Check each line for the string "this". Give only the count of lines that have it.

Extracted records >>

—————

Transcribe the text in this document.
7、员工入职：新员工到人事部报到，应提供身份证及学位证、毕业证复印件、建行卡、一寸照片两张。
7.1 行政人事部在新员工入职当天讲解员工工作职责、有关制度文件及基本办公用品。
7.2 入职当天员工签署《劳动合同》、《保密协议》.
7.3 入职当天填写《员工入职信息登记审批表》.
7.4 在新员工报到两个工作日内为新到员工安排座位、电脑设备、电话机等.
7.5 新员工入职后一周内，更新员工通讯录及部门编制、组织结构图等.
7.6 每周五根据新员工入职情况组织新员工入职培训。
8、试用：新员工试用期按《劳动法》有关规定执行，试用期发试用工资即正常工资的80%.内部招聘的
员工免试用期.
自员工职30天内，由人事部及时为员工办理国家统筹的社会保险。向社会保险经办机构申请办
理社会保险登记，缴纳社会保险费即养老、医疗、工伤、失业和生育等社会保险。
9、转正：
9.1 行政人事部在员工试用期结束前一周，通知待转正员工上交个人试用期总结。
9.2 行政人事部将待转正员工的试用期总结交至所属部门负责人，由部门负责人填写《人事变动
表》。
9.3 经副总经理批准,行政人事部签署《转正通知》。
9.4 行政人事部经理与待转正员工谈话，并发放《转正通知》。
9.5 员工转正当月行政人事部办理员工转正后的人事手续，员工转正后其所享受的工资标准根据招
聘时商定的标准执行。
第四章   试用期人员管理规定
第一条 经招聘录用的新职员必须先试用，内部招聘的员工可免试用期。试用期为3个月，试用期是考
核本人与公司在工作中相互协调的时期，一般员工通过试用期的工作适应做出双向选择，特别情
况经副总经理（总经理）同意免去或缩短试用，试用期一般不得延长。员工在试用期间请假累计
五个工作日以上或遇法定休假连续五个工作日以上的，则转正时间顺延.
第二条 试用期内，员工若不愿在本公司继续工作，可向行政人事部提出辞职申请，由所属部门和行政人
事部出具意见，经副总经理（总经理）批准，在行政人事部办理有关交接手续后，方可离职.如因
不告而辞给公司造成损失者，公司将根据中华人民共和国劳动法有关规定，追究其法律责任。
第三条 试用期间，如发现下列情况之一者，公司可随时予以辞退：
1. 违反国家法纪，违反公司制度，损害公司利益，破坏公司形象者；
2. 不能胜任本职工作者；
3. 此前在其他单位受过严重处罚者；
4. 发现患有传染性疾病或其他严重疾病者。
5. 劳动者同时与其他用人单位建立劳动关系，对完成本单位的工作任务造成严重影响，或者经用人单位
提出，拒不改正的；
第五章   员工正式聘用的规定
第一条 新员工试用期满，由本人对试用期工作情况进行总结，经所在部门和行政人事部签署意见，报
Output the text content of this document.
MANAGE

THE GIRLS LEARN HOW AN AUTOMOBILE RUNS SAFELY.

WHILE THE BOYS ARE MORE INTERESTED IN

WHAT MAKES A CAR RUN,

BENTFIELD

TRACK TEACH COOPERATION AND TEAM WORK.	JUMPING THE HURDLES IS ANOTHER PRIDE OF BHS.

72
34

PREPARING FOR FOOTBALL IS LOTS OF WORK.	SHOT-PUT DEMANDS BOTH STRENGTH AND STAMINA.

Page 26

—————

SOLUTION TO THE EXERCISE >>
2